/---

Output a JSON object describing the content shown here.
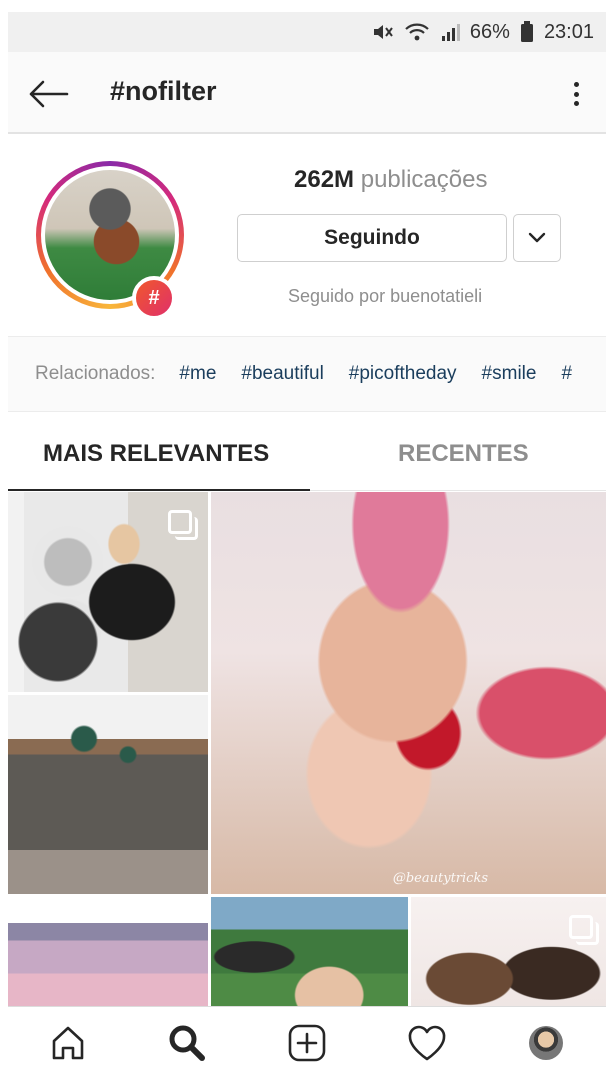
{
  "status_bar": {
    "battery": "66%",
    "time": "23:01",
    "icons": [
      "mute-icon",
      "wifi-icon",
      "signal-icon",
      "battery-icon"
    ]
  },
  "header": {
    "title": "#nofilter",
    "back_icon": "arrow-left-icon",
    "more_icon": "more-vertical-icon"
  },
  "profile": {
    "posts_count": "262M",
    "posts_label": "publicações",
    "follow_label": "Seguindo",
    "followed_by": "Seguido por buenotatieli",
    "badge": "#"
  },
  "related": {
    "label": "Relacionados:",
    "tags": [
      "#me",
      "#beautiful",
      "#picoftheday",
      "#smile",
      "#"
    ]
  },
  "tabs": {
    "top": "MAIS RELEVANTES",
    "recent": "RECENTES"
  },
  "grid": {
    "watermark": "@beautytricks"
  },
  "bottom_nav": {
    "items": [
      "home-icon",
      "search-icon",
      "add-post-icon",
      "heart-icon",
      "profile-avatar"
    ]
  }
}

\---

◆ **Problem description**: Write the full listing out again with every line unchanged, but include no pictures.

◆ **Output for this task**:
Output a JSON object describing the content shown here.
{
  "status_bar": {
    "battery": "66%",
    "time": "23:01",
    "icons": [
      "mute-icon",
      "wifi-icon",
      "signal-icon",
      "battery-icon"
    ]
  },
  "header": {
    "title": "#nofilter",
    "back_icon": "arrow-left-icon",
    "more_icon": "more-vertical-icon"
  },
  "profile": {
    "posts_count": "262M",
    "posts_label": "publicações",
    "follow_label": "Seguindo",
    "followed_by": "Seguido por buenotatieli",
    "badge": "#"
  },
  "related": {
    "label": "Relacionados:",
    "tags": [
      "#me",
      "#beautiful",
      "#picoftheday",
      "#smile",
      "#"
    ]
  },
  "tabs": {
    "top": "MAIS RELEVANTES",
    "recent": "RECENTES"
  },
  "grid": {
    "watermark": "@beautytricks"
  },
  "bottom_nav": {
    "items": [
      "home-icon",
      "search-icon",
      "add-post-icon",
      "heart-icon",
      "profile-avatar"
    ]
  }
}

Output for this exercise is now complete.